## begin Page

EXHIBIT 4.4
-----------
FIRST SUPPLEMENTAL INDENTURE
THIS FIRST SUPPLEMENTAL INDENTURE, dated as of October 23, 2006
(this "Supplemental Indenture"), by and among Susser Holdings, L.L.C., a
Delaware limited liability company (the "Company"), Susser Finance Corporation,
a Delaware corporation ("SFC," and, together with the Company, the "Issuers"),
each of the Guarantors party hereto and The Bank of New York, as trustee under
the Indenture referred to below (the "Trustee"). For all purposes of this
Supplemental Indenture, all capitalized terms used herein without definition
shall have the respective meanings set forth or referred to in the Indenture.
RECITALS
WHEREAS, the Issuers and Guarantors have heretofore executed and
delivered to the Trustee an indenture (the "Indenture"), dated as of December
21, 2005, providing for the issuance of 10?% Senior Notes due 2013 (the
"Notes"); and
WHEREAS, pursuant to Section 9.01(5), the Issuers and Guarantors
desire to enter into this Supplemental Indenture in order to correct the
redemption price of such notes as set forth in Section 3.07(a) of the Indenture
and paragraph (5)(a) of the Notes with respect to redemptions with the net cash
proceeds of a Public Equity Offering to "110.625%" in order to conform the text
of the Indenture, the Notes and the Note Guarantees to the provisions of the
"Description of Notes" in the Offering Memorandum.
NOW, THEREFORE, in consideration of the premises contained herein
and other valuable consideration, the receipt and sufficiency of which are
hereby acknowledged, the parties hereto agree as follows:
SECTION 1. Amendment to Indenture. Section 3.07(a) of the Indenture
is hereby amended to replace the redemption price of "110.675%" with "110.625%."
SECTION 2. Amendment to Notes. The Notes are hereby amended to
include a notation in paragraph (5)(a) to replace the redemption price of
"110.675%" with "110.625%."
SECTION 3. Reference to and Effect in the Indenture. Upon the
effectiveness of this Supplemental Indenture, all references in the Indenture
and the Notes to the Indenture shall be deemed to refer to the Indenture as
amended by this Supplemental Indenture. The Trustee is authorized and directed,
in accordance with Section 9.05 of the Indenture, to place an appropriate
notation about the amendments set forth in this Supplemental Indenture on all
Notes hereinafter authenticated. Except as otherwise specified in this
Supplemental Indenture, the Indenture shall remain in all respects unchanged and
in full force and effect.

## end Page

Tasks to complete —
a – Extract the passage of the supplemental indenture from "EXHIBIT 4.4" up to and including "to in the Indenture.".
b – Write the next part of the supplemental indenture, picking up after its final sentence.
The data that follows has no connection to the supplemental indenture.

## begin Items

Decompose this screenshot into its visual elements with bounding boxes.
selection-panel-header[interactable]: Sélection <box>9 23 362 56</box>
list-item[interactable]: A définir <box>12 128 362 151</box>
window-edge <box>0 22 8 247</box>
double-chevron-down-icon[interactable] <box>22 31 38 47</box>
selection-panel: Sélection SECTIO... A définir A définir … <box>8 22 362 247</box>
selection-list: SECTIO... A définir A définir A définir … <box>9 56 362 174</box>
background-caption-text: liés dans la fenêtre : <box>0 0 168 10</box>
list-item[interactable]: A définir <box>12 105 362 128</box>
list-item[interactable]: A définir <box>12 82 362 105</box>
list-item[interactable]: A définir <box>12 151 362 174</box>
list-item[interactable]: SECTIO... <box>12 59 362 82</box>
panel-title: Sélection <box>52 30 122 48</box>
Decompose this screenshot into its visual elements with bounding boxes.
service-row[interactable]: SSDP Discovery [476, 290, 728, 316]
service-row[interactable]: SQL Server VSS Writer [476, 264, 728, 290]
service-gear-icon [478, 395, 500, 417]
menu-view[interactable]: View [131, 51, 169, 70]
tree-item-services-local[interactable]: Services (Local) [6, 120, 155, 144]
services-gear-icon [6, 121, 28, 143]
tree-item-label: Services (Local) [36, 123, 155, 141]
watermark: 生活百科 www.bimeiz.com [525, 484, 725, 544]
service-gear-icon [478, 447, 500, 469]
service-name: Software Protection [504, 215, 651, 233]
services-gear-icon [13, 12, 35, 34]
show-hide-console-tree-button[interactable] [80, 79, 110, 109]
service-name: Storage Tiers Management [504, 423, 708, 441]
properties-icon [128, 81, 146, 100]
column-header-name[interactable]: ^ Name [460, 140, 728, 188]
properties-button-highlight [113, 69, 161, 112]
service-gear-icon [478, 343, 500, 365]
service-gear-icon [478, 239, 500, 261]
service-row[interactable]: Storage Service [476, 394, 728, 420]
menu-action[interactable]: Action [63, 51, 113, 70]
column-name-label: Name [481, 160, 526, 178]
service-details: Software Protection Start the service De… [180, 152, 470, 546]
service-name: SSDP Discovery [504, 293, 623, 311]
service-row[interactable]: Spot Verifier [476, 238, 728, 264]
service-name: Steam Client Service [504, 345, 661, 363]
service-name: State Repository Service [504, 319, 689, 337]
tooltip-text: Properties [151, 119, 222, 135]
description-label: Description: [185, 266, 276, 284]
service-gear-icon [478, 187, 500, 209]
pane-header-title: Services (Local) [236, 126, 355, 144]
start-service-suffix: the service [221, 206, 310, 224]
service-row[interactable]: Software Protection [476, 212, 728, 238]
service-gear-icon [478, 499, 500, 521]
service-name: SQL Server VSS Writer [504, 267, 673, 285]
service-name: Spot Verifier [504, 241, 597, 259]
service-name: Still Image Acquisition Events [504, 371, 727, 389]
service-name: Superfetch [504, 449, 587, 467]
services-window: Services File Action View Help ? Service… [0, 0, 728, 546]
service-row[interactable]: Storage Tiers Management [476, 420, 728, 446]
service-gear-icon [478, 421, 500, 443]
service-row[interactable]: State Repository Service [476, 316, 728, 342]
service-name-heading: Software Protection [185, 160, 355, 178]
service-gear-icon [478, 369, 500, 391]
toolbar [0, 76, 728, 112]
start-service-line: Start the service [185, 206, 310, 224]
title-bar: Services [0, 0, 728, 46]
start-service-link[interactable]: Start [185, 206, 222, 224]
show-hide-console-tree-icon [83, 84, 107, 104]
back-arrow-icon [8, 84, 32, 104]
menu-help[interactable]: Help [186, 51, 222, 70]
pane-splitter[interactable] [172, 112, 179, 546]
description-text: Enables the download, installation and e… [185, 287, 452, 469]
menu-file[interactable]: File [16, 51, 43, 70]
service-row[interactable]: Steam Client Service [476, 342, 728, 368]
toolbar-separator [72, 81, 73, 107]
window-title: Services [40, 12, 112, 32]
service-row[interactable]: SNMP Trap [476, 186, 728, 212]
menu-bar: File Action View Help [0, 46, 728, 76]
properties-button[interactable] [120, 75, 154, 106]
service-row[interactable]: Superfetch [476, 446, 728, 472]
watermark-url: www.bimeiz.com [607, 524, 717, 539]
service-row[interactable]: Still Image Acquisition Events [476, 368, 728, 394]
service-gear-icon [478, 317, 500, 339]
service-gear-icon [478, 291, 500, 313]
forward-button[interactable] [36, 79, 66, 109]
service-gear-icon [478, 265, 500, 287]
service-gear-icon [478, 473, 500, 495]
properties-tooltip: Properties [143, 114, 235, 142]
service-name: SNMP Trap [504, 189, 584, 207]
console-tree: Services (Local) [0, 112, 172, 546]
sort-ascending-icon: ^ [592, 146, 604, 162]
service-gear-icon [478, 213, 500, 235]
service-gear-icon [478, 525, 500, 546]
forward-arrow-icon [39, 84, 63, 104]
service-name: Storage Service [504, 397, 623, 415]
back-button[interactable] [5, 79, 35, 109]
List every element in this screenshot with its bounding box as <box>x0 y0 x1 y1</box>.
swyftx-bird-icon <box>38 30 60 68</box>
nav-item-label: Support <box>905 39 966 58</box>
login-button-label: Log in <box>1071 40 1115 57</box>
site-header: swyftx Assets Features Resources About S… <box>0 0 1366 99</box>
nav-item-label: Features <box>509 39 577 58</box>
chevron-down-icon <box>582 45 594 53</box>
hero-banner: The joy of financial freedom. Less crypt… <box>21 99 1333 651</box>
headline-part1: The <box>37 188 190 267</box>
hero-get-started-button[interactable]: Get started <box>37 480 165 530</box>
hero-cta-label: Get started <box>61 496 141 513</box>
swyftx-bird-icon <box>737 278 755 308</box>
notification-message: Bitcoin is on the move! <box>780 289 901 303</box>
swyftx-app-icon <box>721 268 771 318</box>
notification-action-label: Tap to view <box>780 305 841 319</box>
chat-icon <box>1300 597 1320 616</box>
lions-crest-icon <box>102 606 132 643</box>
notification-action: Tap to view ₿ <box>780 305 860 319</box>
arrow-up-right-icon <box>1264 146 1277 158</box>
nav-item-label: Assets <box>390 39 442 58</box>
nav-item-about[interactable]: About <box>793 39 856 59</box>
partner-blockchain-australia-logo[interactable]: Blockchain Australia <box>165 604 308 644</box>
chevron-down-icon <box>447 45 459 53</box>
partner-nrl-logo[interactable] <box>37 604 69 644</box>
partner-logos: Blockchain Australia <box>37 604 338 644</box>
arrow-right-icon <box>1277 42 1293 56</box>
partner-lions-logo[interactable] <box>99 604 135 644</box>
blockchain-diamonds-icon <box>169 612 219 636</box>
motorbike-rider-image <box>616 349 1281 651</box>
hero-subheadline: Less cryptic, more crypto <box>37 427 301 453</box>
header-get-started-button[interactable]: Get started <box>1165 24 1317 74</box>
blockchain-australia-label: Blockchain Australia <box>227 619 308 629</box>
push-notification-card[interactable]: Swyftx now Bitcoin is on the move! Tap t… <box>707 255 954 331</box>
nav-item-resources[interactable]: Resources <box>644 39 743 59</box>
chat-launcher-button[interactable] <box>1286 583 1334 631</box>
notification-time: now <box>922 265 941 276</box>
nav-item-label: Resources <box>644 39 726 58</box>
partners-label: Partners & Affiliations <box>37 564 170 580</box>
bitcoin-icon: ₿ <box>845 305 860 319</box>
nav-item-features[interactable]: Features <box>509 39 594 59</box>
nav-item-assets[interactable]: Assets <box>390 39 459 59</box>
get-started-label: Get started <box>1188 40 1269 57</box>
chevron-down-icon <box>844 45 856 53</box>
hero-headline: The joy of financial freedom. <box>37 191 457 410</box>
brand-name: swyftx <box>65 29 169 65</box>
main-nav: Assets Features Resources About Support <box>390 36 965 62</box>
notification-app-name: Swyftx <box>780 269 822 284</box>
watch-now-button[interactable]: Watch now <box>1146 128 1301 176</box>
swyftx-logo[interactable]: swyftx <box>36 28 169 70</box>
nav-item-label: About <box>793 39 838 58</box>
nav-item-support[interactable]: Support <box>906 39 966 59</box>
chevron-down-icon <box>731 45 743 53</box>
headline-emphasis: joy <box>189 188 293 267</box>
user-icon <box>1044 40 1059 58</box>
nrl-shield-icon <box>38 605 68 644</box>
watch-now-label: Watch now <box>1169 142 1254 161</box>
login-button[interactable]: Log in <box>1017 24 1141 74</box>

## end Items

Task-by-task outputs —
a –
EXHIBIT 4.4
-----------
FIRST SUPPLEMENTAL INDENTURE
THIS FIRST SUPPLEMENTAL INDENTURE, dated as of October 23, 2006
(this "Supplemental Indenture"), by and among Susser Holdings, L.L.C., a
Delaware limited liability company (the "Company"), Susser Finance Corporation,
a Delaware corporation ("SFC," and, together with the Company, the "Issuers"),
each of the Guarantors party hereto and The Bank of New York, as trustee under
the Indenture referred to below (the "Trustee"). For all purposes of this
Supplemental Indenture, all capitalized terms used herein without definition
shall have the respective meanings set forth or referred to in the Indenture.

b –
SECTION 4. Execution in Counterparts. This Supplemental Indenture
may be executed by the parties hereto in separate counterparts, each of which
when so executed and delivered shall be an original, and all of which shall
together constitute one and the same instrument.
SECTION 5. Governing Law. THIS SUPPLEMENTAL INDENTURE SHALL BE
CONSTRUED IN ACCORDANCE WITH AND GOVERNED BY THE LAWS OF THE STATE OF NEW YORK
APPLICABLE TO AGREEMENTS MADE AND TO BE PERFORMED THEREIN.
SECTION 6. Trustee's Disclaimer. The recitals contained herein shall
be taken as the statements of the Issuers, and the Trustee assumes no
responsibility for their correctness. The Trustee makes no representations as to
the validity or sufficiency of this Supplemental Indenture.
2
IN WITNESS WHEREOF, the parties hereto have caused this
Supplemental Indenture to be duly executed and attested, all as of the date
first above written.
SUSSER HOLDINGS, L.L.C.
By: /s/ X. X. Xxxxxx, Xx.
-------------------------------------
Name: X. X. Xxxxxx, Xx.
Title Executive Vice President,
General
Counsel and Secretary
SUSSER FINANCE CORPORATION
By: /s/ X. X. Xxxxxx, Xx.
-------------------------------------
Name: X. X. Xxxxxx, Xx.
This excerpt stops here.